## WHAT IS REQUIRED
Copy each line in the data that includes the word "model".

## INPUT ROWS
(begin)

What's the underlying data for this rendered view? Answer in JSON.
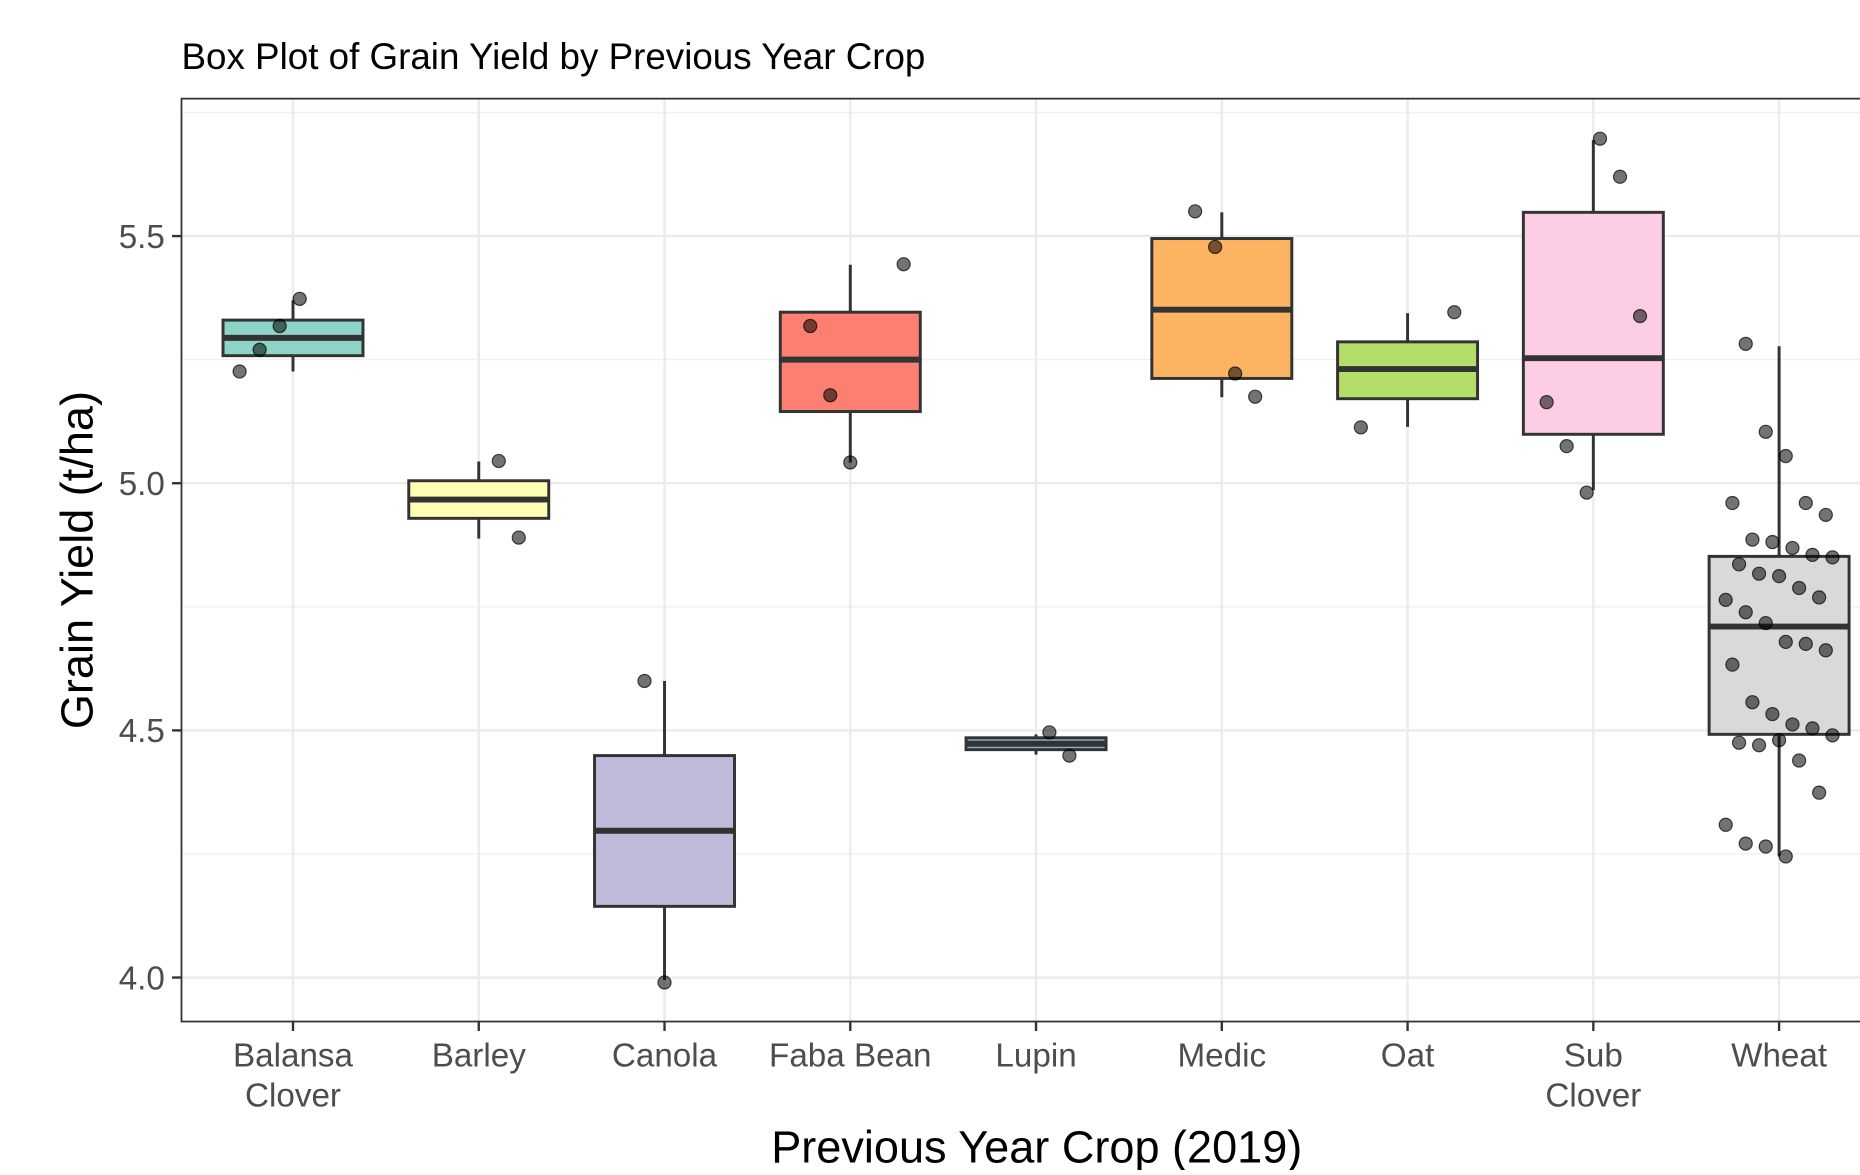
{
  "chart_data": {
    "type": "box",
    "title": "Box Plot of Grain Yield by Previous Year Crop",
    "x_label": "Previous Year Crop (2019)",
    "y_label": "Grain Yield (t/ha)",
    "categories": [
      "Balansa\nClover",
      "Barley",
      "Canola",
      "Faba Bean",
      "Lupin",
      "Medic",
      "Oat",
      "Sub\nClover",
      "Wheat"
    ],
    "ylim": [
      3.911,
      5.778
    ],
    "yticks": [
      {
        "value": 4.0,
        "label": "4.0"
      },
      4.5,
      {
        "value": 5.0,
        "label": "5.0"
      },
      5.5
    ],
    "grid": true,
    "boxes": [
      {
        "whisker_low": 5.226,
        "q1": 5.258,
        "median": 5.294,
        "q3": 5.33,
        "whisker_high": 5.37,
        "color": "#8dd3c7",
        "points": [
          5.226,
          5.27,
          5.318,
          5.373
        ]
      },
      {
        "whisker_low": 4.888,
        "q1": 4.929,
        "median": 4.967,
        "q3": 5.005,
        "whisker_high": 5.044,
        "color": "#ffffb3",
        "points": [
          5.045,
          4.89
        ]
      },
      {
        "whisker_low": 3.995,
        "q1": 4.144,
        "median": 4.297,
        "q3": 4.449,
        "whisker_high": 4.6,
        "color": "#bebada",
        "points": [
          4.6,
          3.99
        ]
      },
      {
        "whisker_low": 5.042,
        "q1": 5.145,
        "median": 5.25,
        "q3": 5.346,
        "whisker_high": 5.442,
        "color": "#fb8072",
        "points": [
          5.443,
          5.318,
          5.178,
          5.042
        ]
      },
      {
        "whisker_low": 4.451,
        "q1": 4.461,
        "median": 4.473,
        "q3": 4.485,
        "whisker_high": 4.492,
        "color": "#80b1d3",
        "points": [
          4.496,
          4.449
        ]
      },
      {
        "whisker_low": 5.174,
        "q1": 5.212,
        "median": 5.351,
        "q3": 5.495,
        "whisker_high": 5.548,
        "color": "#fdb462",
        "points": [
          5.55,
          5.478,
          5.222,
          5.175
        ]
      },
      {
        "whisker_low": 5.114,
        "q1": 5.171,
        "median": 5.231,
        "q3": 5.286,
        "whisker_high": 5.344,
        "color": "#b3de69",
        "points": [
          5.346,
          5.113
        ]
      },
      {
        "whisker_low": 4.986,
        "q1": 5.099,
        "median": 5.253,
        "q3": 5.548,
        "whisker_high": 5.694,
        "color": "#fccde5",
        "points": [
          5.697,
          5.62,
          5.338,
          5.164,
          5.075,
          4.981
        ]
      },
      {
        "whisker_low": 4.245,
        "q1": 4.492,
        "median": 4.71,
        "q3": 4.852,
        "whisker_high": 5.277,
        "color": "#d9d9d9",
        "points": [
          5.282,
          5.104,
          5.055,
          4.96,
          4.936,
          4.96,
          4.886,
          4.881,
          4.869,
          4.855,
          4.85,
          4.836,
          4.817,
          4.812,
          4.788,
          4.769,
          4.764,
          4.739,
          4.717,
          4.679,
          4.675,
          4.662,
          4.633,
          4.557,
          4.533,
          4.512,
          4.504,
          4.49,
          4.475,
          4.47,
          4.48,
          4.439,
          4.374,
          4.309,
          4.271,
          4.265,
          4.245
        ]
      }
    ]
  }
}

(end)
(begin)

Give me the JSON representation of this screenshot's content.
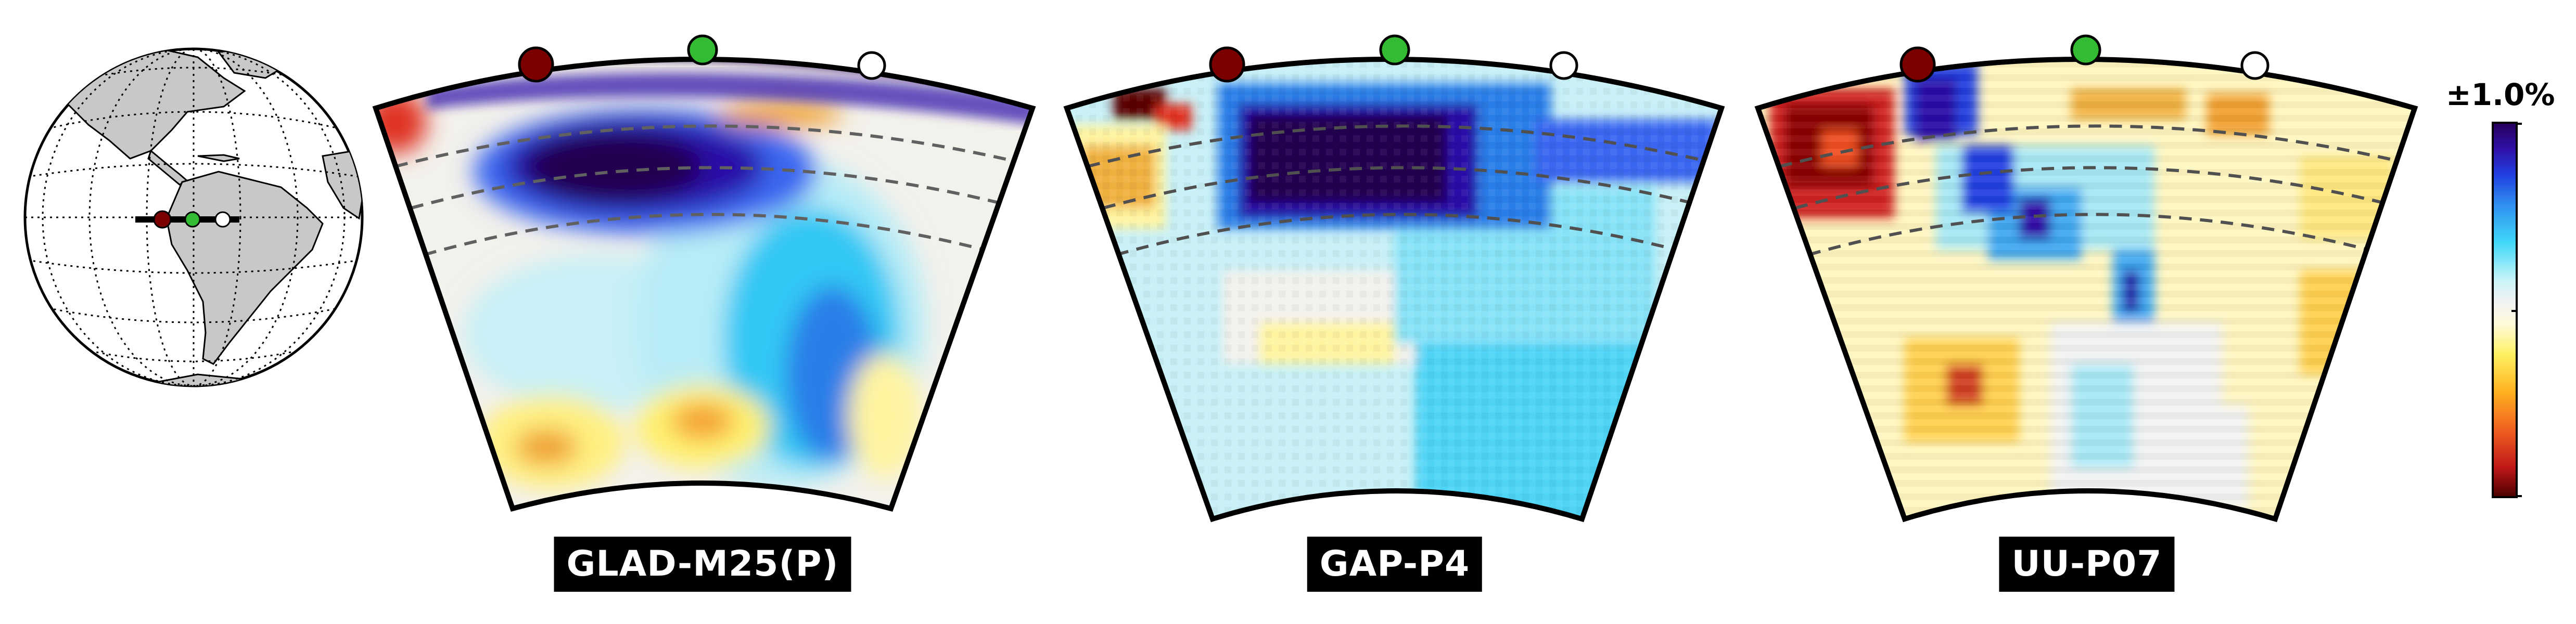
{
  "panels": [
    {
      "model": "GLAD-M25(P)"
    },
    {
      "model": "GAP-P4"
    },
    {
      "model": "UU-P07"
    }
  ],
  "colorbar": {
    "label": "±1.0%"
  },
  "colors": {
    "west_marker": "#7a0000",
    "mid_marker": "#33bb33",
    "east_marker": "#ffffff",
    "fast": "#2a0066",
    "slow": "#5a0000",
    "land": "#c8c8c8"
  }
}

(end)
(begin)

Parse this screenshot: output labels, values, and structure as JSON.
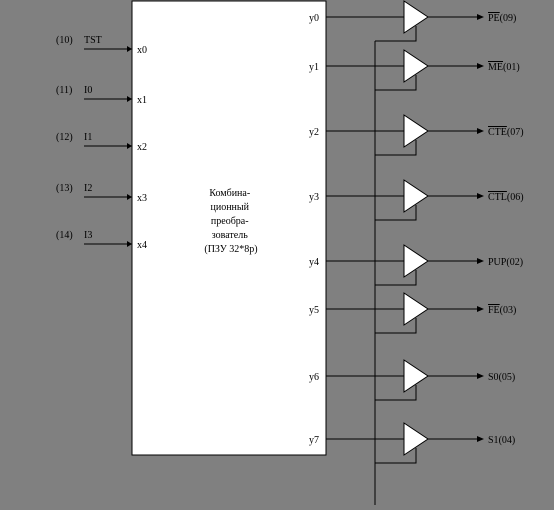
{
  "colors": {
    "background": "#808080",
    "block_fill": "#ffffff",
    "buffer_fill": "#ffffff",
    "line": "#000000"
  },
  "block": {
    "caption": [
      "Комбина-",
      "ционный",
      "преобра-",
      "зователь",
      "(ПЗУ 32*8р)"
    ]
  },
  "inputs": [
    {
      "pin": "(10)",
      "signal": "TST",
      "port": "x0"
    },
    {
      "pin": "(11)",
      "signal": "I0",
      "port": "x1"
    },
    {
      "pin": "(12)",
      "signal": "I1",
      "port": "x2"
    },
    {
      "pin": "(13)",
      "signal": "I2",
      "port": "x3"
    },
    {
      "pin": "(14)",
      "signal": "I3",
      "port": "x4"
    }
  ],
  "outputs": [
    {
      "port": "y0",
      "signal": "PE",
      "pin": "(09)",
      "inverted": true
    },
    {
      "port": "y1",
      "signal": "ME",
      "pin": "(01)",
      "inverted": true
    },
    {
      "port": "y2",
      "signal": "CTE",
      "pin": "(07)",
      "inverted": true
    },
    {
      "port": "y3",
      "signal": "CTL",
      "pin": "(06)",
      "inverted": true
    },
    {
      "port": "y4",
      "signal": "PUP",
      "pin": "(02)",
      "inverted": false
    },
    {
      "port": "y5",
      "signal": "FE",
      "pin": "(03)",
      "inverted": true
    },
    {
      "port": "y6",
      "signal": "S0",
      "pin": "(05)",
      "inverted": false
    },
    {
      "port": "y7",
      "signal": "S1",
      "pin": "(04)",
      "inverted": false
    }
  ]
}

(end)

## EXPECTED ANSWER
      "model": "GLAD-M25(P)"
      "model": "GAP-P4"
      "model": "UU-P07"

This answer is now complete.